> [TASK INSTRUCTIONS] Write out the lines from the one containing "3, 422, 21]" through the one containing "What elements are", including both of those lines, and reproduce them without any change.

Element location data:

• • •

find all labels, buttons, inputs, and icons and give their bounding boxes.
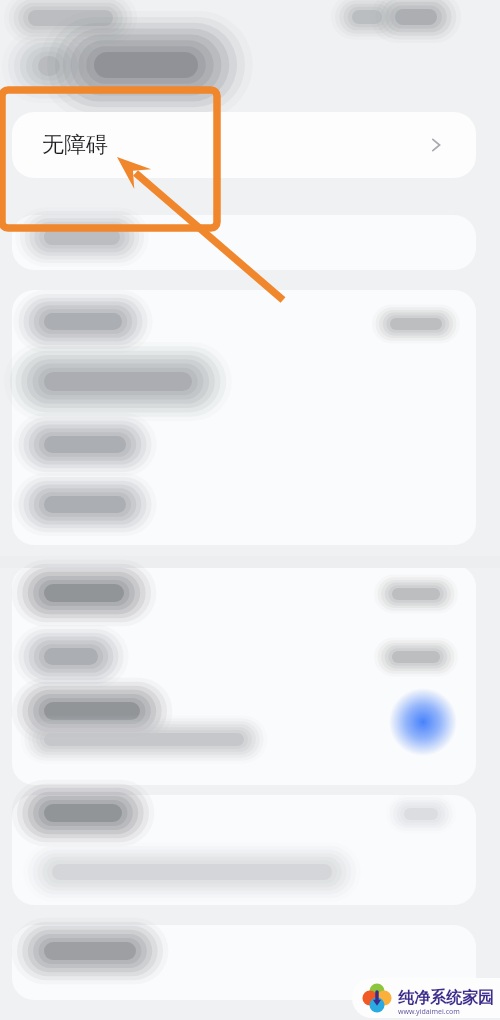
staticText: 纯净系统家园: [398, 988, 494, 1008]
staticText: www.yidaimei.com: [398, 1007, 460, 1017]
staticText: 无障碍: [42, 131, 108, 159]
button[interactable]: 无障碍: [12, 112, 476, 178]
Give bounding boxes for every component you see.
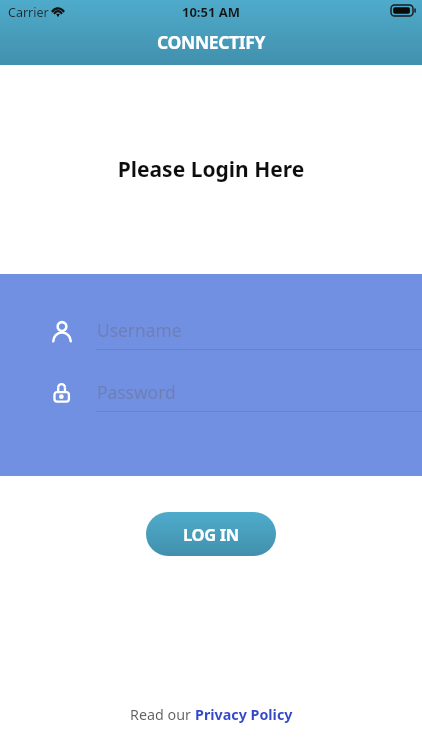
staticText: 10:51 AM	[0, 3, 422, 21]
staticText: Password	[97, 380, 176, 404]
other: User name	[51, 320, 73, 342]
button[interactable]: LOG IN	[146, 512, 276, 556]
staticText: Username	[97, 318, 182, 342]
button[interactable]: Password	[0, 376, 422, 416]
staticText: Carrier	[8, 4, 49, 21]
staticText: Privacy Policy	[195, 705, 293, 724]
other: Password	[51, 382, 73, 404]
staticText: CONNECTIFY	[157, 30, 266, 54]
button[interactable]: Privacy Policy	[195, 705, 293, 724]
staticText: Read our	[130, 705, 195, 724]
staticText: Please Login Here	[0, 155, 422, 184]
button[interactable]: User name	[0, 314, 422, 354]
staticText: LOG IN	[183, 523, 239, 545]
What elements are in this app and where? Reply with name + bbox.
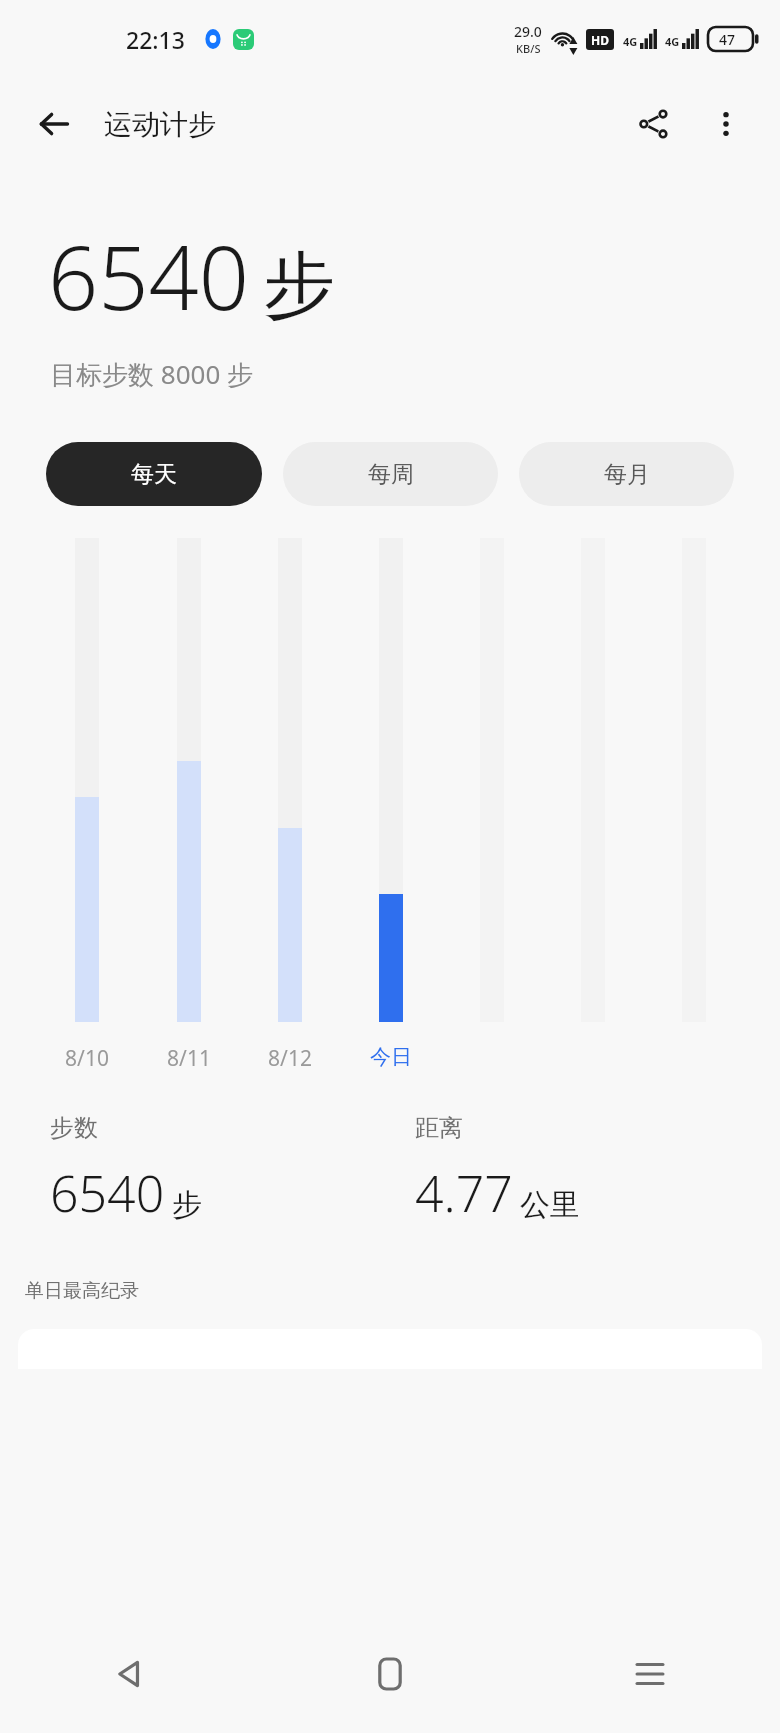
button[interactable]: Share <box>626 96 682 152</box>
staticText: 8/11 <box>167 1044 211 1073</box>
button[interactable]: 每月 <box>519 442 734 506</box>
staticText: 步 <box>172 1186 202 1224</box>
staticText: KB/S <box>516 41 541 56</box>
button[interactable]: Back <box>0 1615 260 1733</box>
staticText: 每月 <box>604 460 650 489</box>
staticText: 8/12 <box>268 1044 312 1073</box>
staticText: 4.77 <box>415 1159 513 1227</box>
staticText: 4G <box>623 34 638 49</box>
staticText: 单日最高纪录 <box>25 1279 139 1303</box>
staticText: 目标步数 8000 步 <box>50 356 254 392</box>
button[interactable]: More options <box>698 96 754 152</box>
button[interactable]: 每天 <box>46 442 262 506</box>
staticText: 今日 <box>370 1044 412 1070</box>
staticText: 8/10 <box>65 1044 109 1073</box>
staticText: 运动计步 <box>104 107 216 142</box>
button[interactable]: 每周 <box>283 442 498 506</box>
staticText: HD <box>591 32 609 48</box>
staticText: 每天 <box>131 460 177 489</box>
button[interactable]: Back <box>26 96 82 152</box>
staticText: 6540 <box>50 1159 165 1227</box>
staticText: 距离 <box>415 1113 463 1143</box>
staticText: 6540 <box>48 216 249 336</box>
button[interactable]: Recents <box>520 1615 780 1733</box>
staticText: 22:13 <box>126 24 185 55</box>
staticText: 步数 <box>50 1113 98 1143</box>
button[interactable]: Home <box>260 1615 520 1733</box>
staticText: 公里 <box>520 1186 580 1224</box>
staticText: 每周 <box>368 460 414 489</box>
staticText: 47 <box>719 30 736 49</box>
staticText: 29.0 <box>514 22 542 41</box>
staticText: 4G <box>665 34 680 49</box>
staticText: 步 <box>263 241 335 332</box>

• • •

> [OUTPUT FOR THIS TASK]
staticText: 10:51 AM	[0, 3, 422, 21]
staticText: Password	[97, 380, 176, 404]
other: User name	[51, 320, 73, 342]
button[interactable]: LOG IN	[146, 512, 276, 556]
staticText: Username	[97, 318, 182, 342]
button[interactable]: Password	[0, 376, 422, 416]
staticText: Carrier	[8, 4, 49, 21]
staticText: Privacy Policy	[195, 705, 293, 724]
other: Password	[51, 382, 73, 404]
staticText: CONNECTIFY	[157, 30, 266, 54]
button[interactable]: Privacy Policy	[195, 705, 293, 724]
staticText: Read our	[130, 705, 195, 724]
staticText: Please Login Here	[0, 155, 422, 184]
button[interactable]: User name	[0, 314, 422, 354]
staticText: LOG IN	[183, 523, 239, 545]
What elements are in this app and where? Reply with name + bbox.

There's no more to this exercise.